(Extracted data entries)
╔══
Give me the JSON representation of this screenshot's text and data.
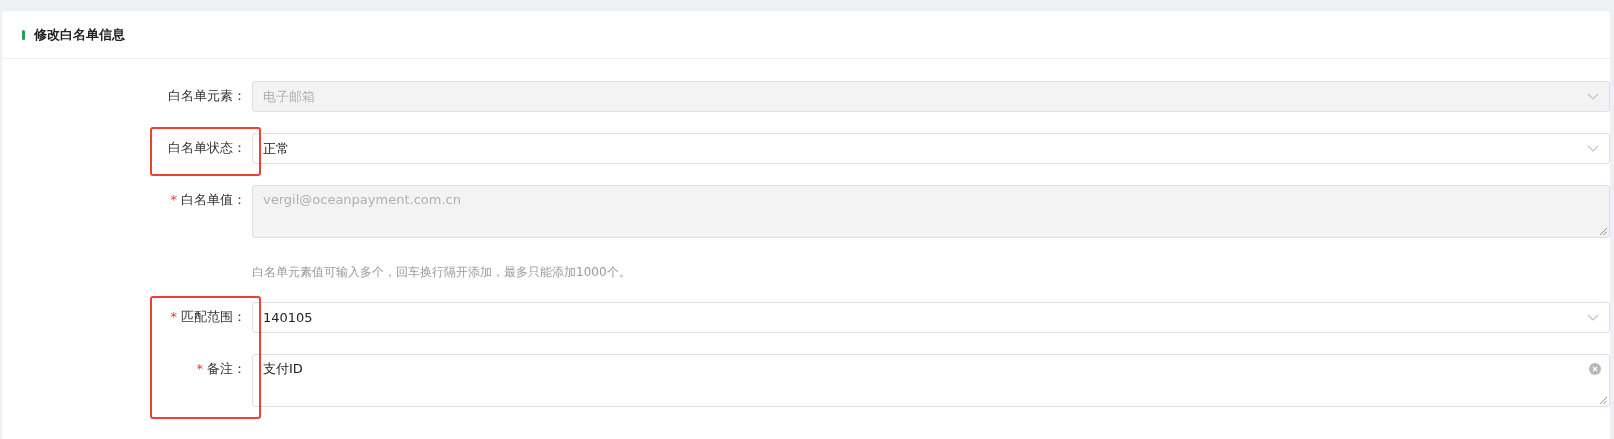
{
  "card": {
    "title": "修改白名单信息"
  },
  "fields": [
    {
      "label": "白名单元素：",
      "kind": "select",
      "disabled": true,
      "marked": false,
      "placeholder": "电子邮箱"
    },
    {
      "label": "白名单状态：",
      "kind": "select",
      "disabled": false,
      "marked": true,
      "value": "正常"
    },
    {
      "label": "白名单值：",
      "kind": "textarea",
      "asterisk": "*",
      "disabled": true,
      "marked": false,
      "placeholder": "vergil@oceanpayment.com.cn",
      "hint": "白名单元素值可输入多个，回车换行隔开添加，最多只能添加1000个。"
    },
    {
      "label": "匹配范围：",
      "kind": "select",
      "asterisk": "*",
      "disabled": false,
      "marked": true,
      "value": "140105"
    },
    {
      "label": "备注：",
      "kind": "textarea",
      "asterisk": "*",
      "disabled": false,
      "marked": true,
      "value": "支付ID",
      "clearable": true
    }
  ]
}
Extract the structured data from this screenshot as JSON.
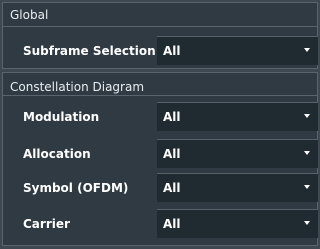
{
  "global": {
    "title": "Global",
    "subframe_selection": {
      "label": "Subframe Selection",
      "value": "All"
    }
  },
  "constellation": {
    "title": "Constellation Diagram",
    "rows": [
      {
        "label": "Modulation",
        "value": "All"
      },
      {
        "label": "Allocation",
        "value": "All"
      },
      {
        "label": "Symbol (OFDM)",
        "value": "All"
      },
      {
        "label": "Carrier",
        "value": "All"
      }
    ]
  },
  "icons": {
    "dropdown": "chevron-down-icon"
  },
  "colors": {
    "background": "#3d4851",
    "panel": "#2f3a43",
    "field": "#202a31",
    "border": "#59646c",
    "text": "#ffffff"
  }
}
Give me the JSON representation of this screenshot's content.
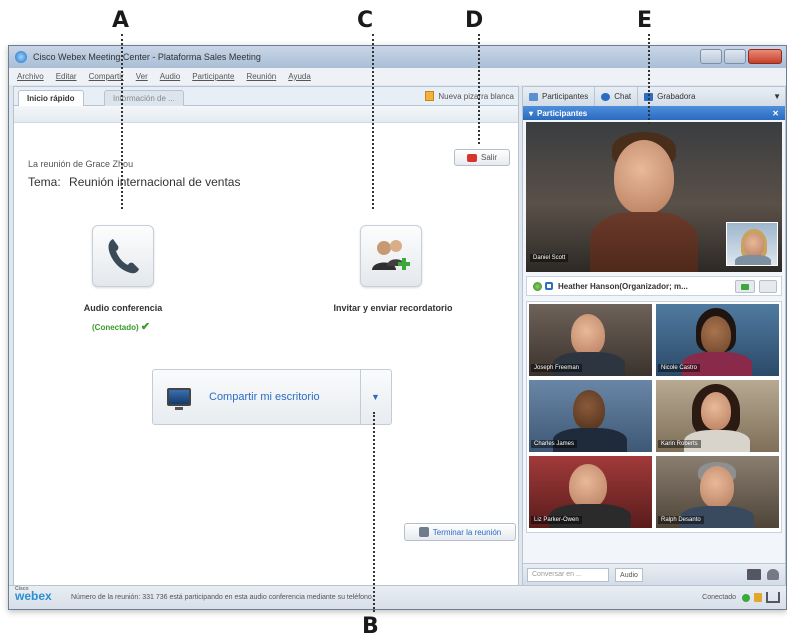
{
  "callouts": [
    "A",
    "B",
    "C",
    "D",
    "E"
  ],
  "window": {
    "title": "Cisco Webex Meeting Center - Plataforma Sales Meeting",
    "menu": [
      "Archivo",
      "Editar",
      "Compartir",
      "Ver",
      "Audio",
      "Participante",
      "Reunión",
      "Ayuda"
    ]
  },
  "left": {
    "tabs": [
      "Inicio rápido",
      "Información de ..."
    ],
    "toolbar_link": "Nueva pizarra blanca",
    "meeting_host": "La reunión de Grace Zhou",
    "topic_label": "Tema:",
    "topic_value": "Reunión internacional de ventas",
    "leave_label": "Salir",
    "audio_label": "Audio conferencia",
    "audio_status": "(Conectado)",
    "invite_label": "Invitar y enviar recordatorio",
    "share_label": "Compartir mi escritorio",
    "end_label": "Terminar la reunión"
  },
  "right": {
    "tabs": [
      "Participantes",
      "Chat",
      "Grabadora"
    ],
    "panel_title": "Participantes",
    "main_video_name": "Daniel Scott",
    "presenter": "Heather Hanson(Organizador; m...",
    "tiles": [
      "Joseph Freeman",
      "Nicole Castro",
      "Charles James",
      "Karin Roberts",
      "Liz Parker-Owen",
      "Ralph Desanto"
    ],
    "chat_placeholder": "Conversar en ...",
    "audio_button": "Audio"
  },
  "status": {
    "logo_small": "Cisco",
    "logo": "webex",
    "text": "Número de la reunión: 331 736     está participando en esta audio conferencia mediante su teléfono.",
    "connection": "Conectado"
  },
  "colors": {
    "accent_blue": "#2b6cc4",
    "connected_green": "#3a9a2a",
    "leave_red": "#d9342b"
  }
}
╚══
Problem to solve: Reproduce every entry word for word, but skip any pictures.

Solution:
Give me the JSON representation of this screenshot's text and data.
{
  "card": {
    "title": "修改白名单信息"
  },
  "fields": [
    {
      "label": "白名单元素：",
      "kind": "select",
      "disabled": true,
      "marked": false,
      "placeholder": "电子邮箱"
    },
    {
      "label": "白名单状态：",
      "kind": "select",
      "disabled": false,
      "marked": true,
      "value": "正常"
    },
    {
      "label": "白名单值：",
      "kind": "textarea",
      "asterisk": "*",
      "disabled": true,
      "marked": false,
      "placeholder": "vergil@oceanpayment.com.cn",
      "hint": "白名单元素值可输入多个，回车换行隔开添加，最多只能添加1000个。"
    },
    {
      "label": "匹配范围：",
      "kind": "select",
      "asterisk": "*",
      "disabled": false,
      "marked": true,
      "value": "140105"
    },
    {
      "label": "备注：",
      "kind": "textarea",
      "asterisk": "*",
      "disabled": false,
      "marked": true,
      "value": "支付ID",
      "clearable": true
    }
  ]
}
Extract the structured data from this screenshot as JSON.
{
  "global": {
    "title": "Global",
    "subframe_selection": {
      "label": "Subframe Selection",
      "value": "All"
    }
  },
  "constellation": {
    "title": "Constellation Diagram",
    "rows": [
      {
        "label": "Modulation",
        "value": "All"
      },
      {
        "label": "Allocation",
        "value": "All"
      },
      {
        "label": "Symbol (OFDM)",
        "value": "All"
      },
      {
        "label": "Carrier",
        "value": "All"
      }
    ]
  },
  "icons": {
    "dropdown": "chevron-down-icon"
  },
  "colors": {
    "background": "#3d4851",
    "panel": "#2f3a43",
    "field": "#202a31",
    "border": "#59646c",
    "text": "#ffffff"
  }
}
Give me the JSON representation of this screenshot's content.
{
  "callouts": [
    "A",
    "B",
    "C",
    "D",
    "E"
  ],
  "window": {
    "title": "Cisco Webex Meeting Center - Plataforma Sales Meeting",
    "menu": [
      "Archivo",
      "Editar",
      "Compartir",
      "Ver",
      "Audio",
      "Participante",
      "Reunión",
      "Ayuda"
    ]
  },
  "left": {
    "tabs": [
      "Inicio rápido",
      "Información de ..."
    ],
    "toolbar_link": "Nueva pizarra blanca",
    "meeting_host": "La reunión de Grace Zhou",
    "topic_label": "Tema:",
    "topic_value": "Reunión internacional de ventas",
    "leave_label": "Salir",
    "audio_label": "Audio conferencia",
    "audio_status": "(Conectado)",
    "invite_label": "Invitar y enviar recordatorio",
    "share_label": "Compartir mi escritorio",
    "end_label": "Terminar la reunión"
  },
  "right": {
    "tabs": [
      "Participantes",
      "Chat",
      "Grabadora"
    ],
    "panel_title": "Participantes",
    "main_video_name": "Daniel Scott",
    "presenter": "Heather Hanson(Organizador; m...",
    "tiles": [
      "Joseph Freeman",
      "Nicole Castro",
      "Charles James",
      "Karin Roberts",
      "Liz Parker-Owen",
      "Ralph Desanto"
    ],
    "chat_placeholder": "Conversar en ...",
    "audio_button": "Audio"
  },
  "status": {
    "logo_small": "Cisco",
    "logo": "webex",
    "text": "Número de la reunión: 331 736     está participando en esta audio conferencia mediante su teléfono.",
    "connection": "Conectado"
  },
  "colors": {
    "accent_blue": "#2b6cc4",
    "connected_green": "#3a9a2a",
    "leave_red": "#d9342b"
  }
}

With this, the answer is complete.